==== ENTRIES SHOWN

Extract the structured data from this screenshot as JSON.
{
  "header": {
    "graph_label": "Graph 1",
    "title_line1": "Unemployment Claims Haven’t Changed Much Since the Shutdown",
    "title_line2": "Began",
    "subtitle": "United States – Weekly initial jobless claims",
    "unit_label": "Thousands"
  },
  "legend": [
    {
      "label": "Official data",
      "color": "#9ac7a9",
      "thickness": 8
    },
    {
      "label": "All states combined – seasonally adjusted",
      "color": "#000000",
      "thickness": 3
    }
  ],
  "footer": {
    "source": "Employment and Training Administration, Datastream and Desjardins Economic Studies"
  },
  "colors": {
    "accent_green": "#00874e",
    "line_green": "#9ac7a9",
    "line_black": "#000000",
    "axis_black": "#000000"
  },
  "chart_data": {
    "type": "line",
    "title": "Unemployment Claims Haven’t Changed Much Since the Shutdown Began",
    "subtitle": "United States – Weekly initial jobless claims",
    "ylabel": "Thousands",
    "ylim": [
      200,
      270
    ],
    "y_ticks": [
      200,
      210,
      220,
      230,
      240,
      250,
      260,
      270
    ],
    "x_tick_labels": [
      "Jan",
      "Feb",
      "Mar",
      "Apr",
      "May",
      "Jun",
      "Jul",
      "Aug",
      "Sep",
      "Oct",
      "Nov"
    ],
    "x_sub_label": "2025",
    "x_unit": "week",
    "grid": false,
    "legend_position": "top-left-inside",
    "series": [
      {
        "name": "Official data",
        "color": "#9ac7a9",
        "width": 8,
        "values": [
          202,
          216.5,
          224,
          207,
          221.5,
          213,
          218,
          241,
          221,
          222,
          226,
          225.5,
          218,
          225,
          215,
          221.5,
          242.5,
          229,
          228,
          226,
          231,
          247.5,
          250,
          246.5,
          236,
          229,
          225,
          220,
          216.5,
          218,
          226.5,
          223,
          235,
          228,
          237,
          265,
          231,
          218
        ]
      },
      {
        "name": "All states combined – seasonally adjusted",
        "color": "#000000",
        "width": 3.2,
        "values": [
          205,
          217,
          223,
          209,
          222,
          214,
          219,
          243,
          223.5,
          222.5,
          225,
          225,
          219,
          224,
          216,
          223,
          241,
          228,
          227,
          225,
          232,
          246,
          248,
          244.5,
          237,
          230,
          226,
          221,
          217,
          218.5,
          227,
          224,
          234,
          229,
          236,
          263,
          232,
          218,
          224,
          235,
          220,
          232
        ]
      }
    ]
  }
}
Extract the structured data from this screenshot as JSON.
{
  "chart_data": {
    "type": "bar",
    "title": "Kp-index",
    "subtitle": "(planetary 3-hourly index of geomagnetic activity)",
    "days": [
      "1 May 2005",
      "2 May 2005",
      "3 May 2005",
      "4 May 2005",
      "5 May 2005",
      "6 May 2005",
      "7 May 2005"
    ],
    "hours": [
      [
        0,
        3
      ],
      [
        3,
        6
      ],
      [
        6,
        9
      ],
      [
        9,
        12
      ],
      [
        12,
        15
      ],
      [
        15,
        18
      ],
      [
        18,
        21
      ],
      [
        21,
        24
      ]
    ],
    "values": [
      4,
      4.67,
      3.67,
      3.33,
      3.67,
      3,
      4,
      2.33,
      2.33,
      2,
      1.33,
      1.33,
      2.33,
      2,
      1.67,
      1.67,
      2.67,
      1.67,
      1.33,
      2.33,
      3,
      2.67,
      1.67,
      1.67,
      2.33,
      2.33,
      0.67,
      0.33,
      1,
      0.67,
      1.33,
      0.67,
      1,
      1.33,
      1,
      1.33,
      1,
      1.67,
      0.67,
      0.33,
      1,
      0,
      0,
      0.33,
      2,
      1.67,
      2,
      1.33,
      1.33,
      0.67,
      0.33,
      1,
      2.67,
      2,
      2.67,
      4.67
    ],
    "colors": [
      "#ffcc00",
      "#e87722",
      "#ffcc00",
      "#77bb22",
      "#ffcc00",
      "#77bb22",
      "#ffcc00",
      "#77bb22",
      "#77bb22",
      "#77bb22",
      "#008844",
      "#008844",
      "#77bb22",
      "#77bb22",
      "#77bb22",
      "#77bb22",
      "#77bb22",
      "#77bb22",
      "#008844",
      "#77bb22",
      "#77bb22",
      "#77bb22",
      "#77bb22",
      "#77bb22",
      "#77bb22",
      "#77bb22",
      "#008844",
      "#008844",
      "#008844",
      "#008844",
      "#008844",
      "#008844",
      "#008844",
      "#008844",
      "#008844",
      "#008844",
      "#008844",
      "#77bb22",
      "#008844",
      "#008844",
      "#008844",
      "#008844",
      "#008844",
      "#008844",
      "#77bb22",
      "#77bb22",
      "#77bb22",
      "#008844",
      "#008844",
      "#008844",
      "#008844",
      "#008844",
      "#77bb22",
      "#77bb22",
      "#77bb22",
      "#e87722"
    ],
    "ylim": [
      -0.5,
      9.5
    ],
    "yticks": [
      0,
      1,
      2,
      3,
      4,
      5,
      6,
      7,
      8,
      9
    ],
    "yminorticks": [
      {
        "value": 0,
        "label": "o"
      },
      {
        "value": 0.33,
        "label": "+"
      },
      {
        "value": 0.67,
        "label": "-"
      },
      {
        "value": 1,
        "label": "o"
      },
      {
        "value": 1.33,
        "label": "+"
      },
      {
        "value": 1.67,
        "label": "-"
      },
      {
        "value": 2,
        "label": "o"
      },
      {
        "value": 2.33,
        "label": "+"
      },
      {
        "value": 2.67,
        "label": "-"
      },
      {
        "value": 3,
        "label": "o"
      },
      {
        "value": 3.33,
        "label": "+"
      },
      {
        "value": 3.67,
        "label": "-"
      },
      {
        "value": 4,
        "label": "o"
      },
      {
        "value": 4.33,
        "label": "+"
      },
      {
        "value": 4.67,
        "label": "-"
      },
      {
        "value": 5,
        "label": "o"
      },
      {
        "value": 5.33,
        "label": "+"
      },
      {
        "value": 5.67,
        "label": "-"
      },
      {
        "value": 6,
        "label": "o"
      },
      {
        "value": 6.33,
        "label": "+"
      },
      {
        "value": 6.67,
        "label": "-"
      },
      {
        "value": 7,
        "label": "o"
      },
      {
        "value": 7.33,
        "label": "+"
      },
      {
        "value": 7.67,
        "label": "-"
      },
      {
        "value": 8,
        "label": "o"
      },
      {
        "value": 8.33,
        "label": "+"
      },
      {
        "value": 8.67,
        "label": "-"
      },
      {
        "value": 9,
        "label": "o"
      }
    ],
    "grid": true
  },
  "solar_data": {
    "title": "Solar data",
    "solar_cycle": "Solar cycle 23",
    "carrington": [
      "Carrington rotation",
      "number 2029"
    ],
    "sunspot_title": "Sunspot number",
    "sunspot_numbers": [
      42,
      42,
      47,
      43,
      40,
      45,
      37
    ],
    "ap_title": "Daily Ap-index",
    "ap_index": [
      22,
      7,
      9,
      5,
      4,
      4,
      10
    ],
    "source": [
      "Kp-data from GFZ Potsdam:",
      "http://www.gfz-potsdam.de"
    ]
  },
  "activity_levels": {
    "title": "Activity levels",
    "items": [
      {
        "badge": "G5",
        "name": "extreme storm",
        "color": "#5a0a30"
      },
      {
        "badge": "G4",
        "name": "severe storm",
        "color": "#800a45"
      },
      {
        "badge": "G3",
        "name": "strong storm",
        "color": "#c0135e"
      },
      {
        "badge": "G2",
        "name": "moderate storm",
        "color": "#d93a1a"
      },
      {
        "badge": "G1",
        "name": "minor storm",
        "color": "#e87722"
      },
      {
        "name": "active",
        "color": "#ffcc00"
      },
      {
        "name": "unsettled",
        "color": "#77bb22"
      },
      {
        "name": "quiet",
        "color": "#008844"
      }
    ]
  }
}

========

▶ **AIM OF THE EXERCISE**
Transcribe each record exactly. Leave nothing out.

▶ **CORRECT OUTPUT**
Extract the structured data from this screenshot as JSON.
{
  "header": {
    "graph_label": "Graph 1",
    "title_line1": "Unemployment Claims Haven’t Changed Much Since the Shutdown",
    "title_line2": "Began",
    "subtitle": "United States – Weekly initial jobless claims",
    "unit_label": "Thousands"
  },
  "legend": [
    {
      "label": "Official data",
      "color": "#9ac7a9",
      "thickness": 8
    },
    {
      "label": "All states combined – seasonally adjusted",
      "color": "#000000",
      "thickness": 3
    }
  ],
  "footer": {
    "source": "Employment and Training Administration, Datastream and Desjardins Economic Studies"
  },
  "colors": {
    "accent_green": "#00874e",
    "line_green": "#9ac7a9",
    "line_black": "#000000",
    "axis_black": "#000000"
  },
  "chart_data": {
    "type": "line",
    "title": "Unemployment Claims Haven’t Changed Much Since the Shutdown Began",
    "subtitle": "United States – Weekly initial jobless claims",
    "ylabel": "Thousands",
    "ylim": [
      200,
      270
    ],
    "y_ticks": [
      200,
      210,
      220,
      230,
      240,
      250,
      260,
      270
    ],
    "x_tick_labels": [
      "Jan",
      "Feb",
      "Mar",
      "Apr",
      "May",
      "Jun",
      "Jul",
      "Aug",
      "Sep",
      "Oct",
      "Nov"
    ],
    "x_sub_label": "2025",
    "x_unit": "week",
    "grid": false,
    "legend_position": "top-left-inside",
    "series": [
      {
        "name": "Official data",
        "color": "#9ac7a9",
        "width": 8,
        "values": [
          202,
          216.5,
          224,
          207,
          221.5,
          213,
          218,
          241,
          221,
          222,
          226,
          225.5,
          218,
          225,
          215,
          221.5,
          242.5,
          229,
          228,
          226,
          231,
          247.5,
          250,
          246.5,
          236,
          229,
          225,
          220,
          216.5,
          218,
          226.5,
          223,
          235,
          228,
          237,
          265,
          231,
          218
        ]
      },
      {
        "name": "All states combined – seasonally adjusted",
        "color": "#000000",
        "width": 3.2,
        "values": [
          205,
          217,
          223,
          209,
          222,
          214,
          219,
          243,
          223.5,
          222.5,
          225,
          225,
          219,
          224,
          216,
          223,
          241,
          228,
          227,
          225,
          232,
          246,
          248,
          244.5,
          237,
          230,
          226,
          221,
          217,
          218.5,
          227,
          224,
          234,
          229,
          236,
          263,
          232,
          218,
          224,
          235,
          220,
          232
        ]
      }
    ]
  }
}
Extract the structured data from this screenshot as JSON.
{
  "chart_data": {
    "type": "bar",
    "title": "Kp-index",
    "subtitle": "(planetary 3-hourly index of geomagnetic activity)",
    "days": [
      "1 May 2005",
      "2 May 2005",
      "3 May 2005",
      "4 May 2005",
      "5 May 2005",
      "6 May 2005",
      "7 May 2005"
    ],
    "hours": [
      [
        0,
        3
      ],
      [
        3,
        6
      ],
      [
        6,
        9
      ],
      [
        9,
        12
      ],
      [
        12,
        15
      ],
      [
        15,
        18
      ],
      [
        18,
        21
      ],
      [
        21,
        24
      ]
    ],
    "values": [
      4,
      4.67,
      3.67,
      3.33,
      3.67,
      3,
      4,
      2.33,
      2.33,
      2,
      1.33,
      1.33,
      2.33,
      2,
      1.67,
      1.67,
      2.67,
      1.67,
      1.33,
      2.33,
      3,
      2.67,
      1.67,
      1.67,
      2.33,
      2.33,
      0.67,
      0.33,
      1,
      0.67,
      1.33,
      0.67,
      1,
      1.33,
      1,
      1.33,
      1,
      1.67,
      0.67,
      0.33,
      1,
      0,
      0,
      0.33,
      2,
      1.67,
      2,
      1.33,
      1.33,
      0.67,
      0.33,
      1,
      2.67,
      2,
      2.67,
      4.67
    ],
    "colors": [
      "#ffcc00",
      "#e87722",
      "#ffcc00",
      "#77bb22",
      "#ffcc00",
      "#77bb22",
      "#ffcc00",
      "#77bb22",
      "#77bb22",
      "#77bb22",
      "#008844",
      "#008844",
      "#77bb22",
      "#77bb22",
      "#77bb22",
      "#77bb22",
      "#77bb22",
      "#77bb22",
      "#008844",
      "#77bb22",
      "#77bb22",
      "#77bb22",
      "#77bb22",
      "#77bb22",
      "#77bb22",
      "#77bb22",
      "#008844",
      "#008844",
      "#008844",
      "#008844",
      "#008844",
      "#008844",
      "#008844",
      "#008844",
      "#008844",
      "#008844",
      "#008844",
      "#77bb22",
      "#008844",
      "#008844",
      "#008844",
      "#008844",
      "#008844",
      "#008844",
      "#77bb22",
      "#77bb22",
      "#77bb22",
      "#008844",
      "#008844",
      "#008844",
      "#008844",
      "#008844",
      "#77bb22",
      "#77bb22",
      "#77bb22",
      "#e87722"
    ],
    "ylim": [
      -0.5,
      9.5
    ],
    "yticks": [
      0,
      1,
      2,
      3,
      4,
      5,
      6,
      7,
      8,
      9
    ],
    "yminorticks": [
      {
        "value": 0,
        "label": "o"
      },
      {
        "value": 0.33,
        "label": "+"
      },
      {
        "value": 0.67,
        "label": "-"
      },
      {
        "value": 1,
        "label": "o"
      },
      {
        "value": 1.33,
        "label": "+"
      },
      {
        "value": 1.67,
        "label": "-"
      },
      {
        "value": 2,
        "label": "o"
      },
      {
        "value": 2.33,
        "label": "+"
      },
      {
        "value": 2.67,
        "label": "-"
      },
      {
        "value": 3,
        "label": "o"
      },
      {
        "value": 3.33,
        "label": "+"
      },
      {
        "value": 3.67,
        "label": "-"
      },
      {
        "value": 4,
        "label": "o"
      },
      {
        "value": 4.33,
        "label": "+"
      },
      {
        "value": 4.67,
        "label": "-"
      },
      {
        "value": 5,
        "label": "o"
      },
      {
        "value": 5.33,
        "label": "+"
      },
      {
        "value": 5.67,
        "label": "-"
      },
      {
        "value": 6,
        "label": "o"
      },
      {
        "value": 6.33,
        "label": "+"
      },
      {
        "value": 6.67,
        "label": "-"
      },
      {
        "value": 7,
        "label": "o"
      },
      {
        "value": 7.33,
        "label": "+"
      },
      {
        "value": 7.67,
        "label": "-"
      },
      {
        "value": 8,
        "label": "o"
      },
      {
        "value": 8.33,
        "label": "+"
      },
      {
        "value": 8.67,
        "label": "-"
      },
      {
        "value": 9,
        "label": "o"
      }
    ],
    "grid": true
  },
  "solar_data": {
    "title": "Solar data",
    "solar_cycle": "Solar cycle 23",
    "carrington": [
      "Carrington rotation",
      "number 2029"
    ],
    "sunspot_title": "Sunspot number",
    "sunspot_numbers": [
      42,
      42,
      47,
      43,
      40,
      45,
      37
    ],
    "ap_title": "Daily Ap-index",
    "ap_index": [
      22,
      7,
      9,
      5,
      4,
      4,
      10
    ],
    "source": [
      "Kp-data from GFZ Potsdam:",
      "http://www.gfz-potsdam.de"
    ]
  },
  "activity_levels": {
    "title": "Activity levels",
    "items": [
      {
        "badge": "G5",
        "name": "extreme storm",
        "color": "#5a0a30"
      },
      {
        "badge": "G4",
        "name": "severe storm",
        "color": "#800a45"
      },
      {
        "badge": "G3",
        "name": "strong storm",
        "color": "#c0135e"
      },
      {
        "badge": "G2",
        "name": "moderate storm",
        "color": "#d93a1a"
      },
      {
        "badge": "G1",
        "name": "minor storm",
        "color": "#e87722"
      },
      {
        "name": "active",
        "color": "#ffcc00"
      },
      {
        "name": "unsettled",
        "color": "#77bb22"
      },
      {
        "name": "quiet",
        "color": "#008844"
      }
    ]
  }
}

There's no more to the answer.